Figure dataset records
....

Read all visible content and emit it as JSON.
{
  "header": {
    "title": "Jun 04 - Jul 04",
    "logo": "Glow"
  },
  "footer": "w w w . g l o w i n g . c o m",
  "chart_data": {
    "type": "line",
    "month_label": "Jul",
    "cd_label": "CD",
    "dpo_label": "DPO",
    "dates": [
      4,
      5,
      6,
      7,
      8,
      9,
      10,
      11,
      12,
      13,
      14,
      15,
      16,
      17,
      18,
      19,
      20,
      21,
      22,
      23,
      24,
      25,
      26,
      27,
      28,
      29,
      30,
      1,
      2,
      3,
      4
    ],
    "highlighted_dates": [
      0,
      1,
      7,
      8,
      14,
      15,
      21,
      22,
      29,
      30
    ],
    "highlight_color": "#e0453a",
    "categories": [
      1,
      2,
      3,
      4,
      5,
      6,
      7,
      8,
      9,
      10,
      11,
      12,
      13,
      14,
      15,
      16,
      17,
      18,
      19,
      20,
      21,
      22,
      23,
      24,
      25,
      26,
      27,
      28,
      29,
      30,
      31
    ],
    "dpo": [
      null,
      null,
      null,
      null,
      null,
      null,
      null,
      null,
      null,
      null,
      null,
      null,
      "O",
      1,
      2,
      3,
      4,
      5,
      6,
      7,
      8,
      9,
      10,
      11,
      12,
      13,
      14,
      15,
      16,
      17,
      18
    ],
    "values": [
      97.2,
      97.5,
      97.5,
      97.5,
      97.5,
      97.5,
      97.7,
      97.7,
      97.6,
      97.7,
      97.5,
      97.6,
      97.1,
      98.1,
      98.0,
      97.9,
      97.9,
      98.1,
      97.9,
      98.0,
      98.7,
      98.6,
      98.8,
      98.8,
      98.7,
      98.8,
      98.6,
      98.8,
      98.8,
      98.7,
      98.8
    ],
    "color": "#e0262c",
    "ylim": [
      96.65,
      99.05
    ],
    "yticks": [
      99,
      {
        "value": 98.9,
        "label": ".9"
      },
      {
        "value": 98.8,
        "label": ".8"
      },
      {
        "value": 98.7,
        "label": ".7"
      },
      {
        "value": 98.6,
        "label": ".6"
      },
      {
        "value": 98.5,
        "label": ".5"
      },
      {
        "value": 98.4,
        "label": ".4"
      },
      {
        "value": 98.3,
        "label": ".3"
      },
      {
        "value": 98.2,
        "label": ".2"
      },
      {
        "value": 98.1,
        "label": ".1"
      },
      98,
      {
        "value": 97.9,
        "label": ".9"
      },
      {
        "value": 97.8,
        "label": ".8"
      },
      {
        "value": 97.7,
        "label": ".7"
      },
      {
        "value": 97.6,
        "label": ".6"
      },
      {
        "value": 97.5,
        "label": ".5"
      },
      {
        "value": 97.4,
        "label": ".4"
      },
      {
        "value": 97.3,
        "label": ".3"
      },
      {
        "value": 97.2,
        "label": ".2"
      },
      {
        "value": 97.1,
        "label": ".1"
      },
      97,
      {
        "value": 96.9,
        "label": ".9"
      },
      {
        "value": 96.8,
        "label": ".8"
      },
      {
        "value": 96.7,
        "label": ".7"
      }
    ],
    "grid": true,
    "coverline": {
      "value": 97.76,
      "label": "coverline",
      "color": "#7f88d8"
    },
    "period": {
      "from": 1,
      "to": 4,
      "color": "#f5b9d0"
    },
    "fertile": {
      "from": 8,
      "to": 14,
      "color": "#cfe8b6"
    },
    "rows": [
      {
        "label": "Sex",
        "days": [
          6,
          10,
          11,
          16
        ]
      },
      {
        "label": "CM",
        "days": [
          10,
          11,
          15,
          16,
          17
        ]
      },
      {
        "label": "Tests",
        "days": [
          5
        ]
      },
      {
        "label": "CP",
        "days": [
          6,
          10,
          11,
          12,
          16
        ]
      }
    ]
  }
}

....

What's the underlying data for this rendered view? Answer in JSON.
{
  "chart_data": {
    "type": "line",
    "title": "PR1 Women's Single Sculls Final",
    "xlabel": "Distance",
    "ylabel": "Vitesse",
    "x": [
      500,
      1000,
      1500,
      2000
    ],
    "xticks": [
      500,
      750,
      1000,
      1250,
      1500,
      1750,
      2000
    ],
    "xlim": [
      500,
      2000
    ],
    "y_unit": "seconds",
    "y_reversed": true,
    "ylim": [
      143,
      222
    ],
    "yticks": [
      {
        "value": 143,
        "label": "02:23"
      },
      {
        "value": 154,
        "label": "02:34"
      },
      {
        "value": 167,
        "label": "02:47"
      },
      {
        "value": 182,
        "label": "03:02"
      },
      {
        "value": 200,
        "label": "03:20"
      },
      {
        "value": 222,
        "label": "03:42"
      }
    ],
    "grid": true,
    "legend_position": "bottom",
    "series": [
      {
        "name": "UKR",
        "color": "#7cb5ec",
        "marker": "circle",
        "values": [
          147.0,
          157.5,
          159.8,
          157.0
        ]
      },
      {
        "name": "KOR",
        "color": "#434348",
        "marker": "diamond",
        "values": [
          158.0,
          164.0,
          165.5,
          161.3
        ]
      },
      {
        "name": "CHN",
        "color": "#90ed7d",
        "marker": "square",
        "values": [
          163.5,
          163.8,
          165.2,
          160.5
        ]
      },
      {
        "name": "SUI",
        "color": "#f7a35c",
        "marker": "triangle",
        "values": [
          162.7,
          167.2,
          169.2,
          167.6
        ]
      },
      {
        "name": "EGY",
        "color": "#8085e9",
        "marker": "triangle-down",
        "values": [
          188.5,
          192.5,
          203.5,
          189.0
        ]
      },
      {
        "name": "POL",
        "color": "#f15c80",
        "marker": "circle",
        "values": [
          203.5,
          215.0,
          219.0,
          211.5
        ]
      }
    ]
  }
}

....

◆ Stated exercise ◆
Select every line above that contains the word "marker", and copy it.

◆ Task response ◆
        "marker": "circle",
        "marker": "diamond",
        "marker": "square",
        "marker": "triangle",
        "marker": "triangle-down",
        "marker": "circle",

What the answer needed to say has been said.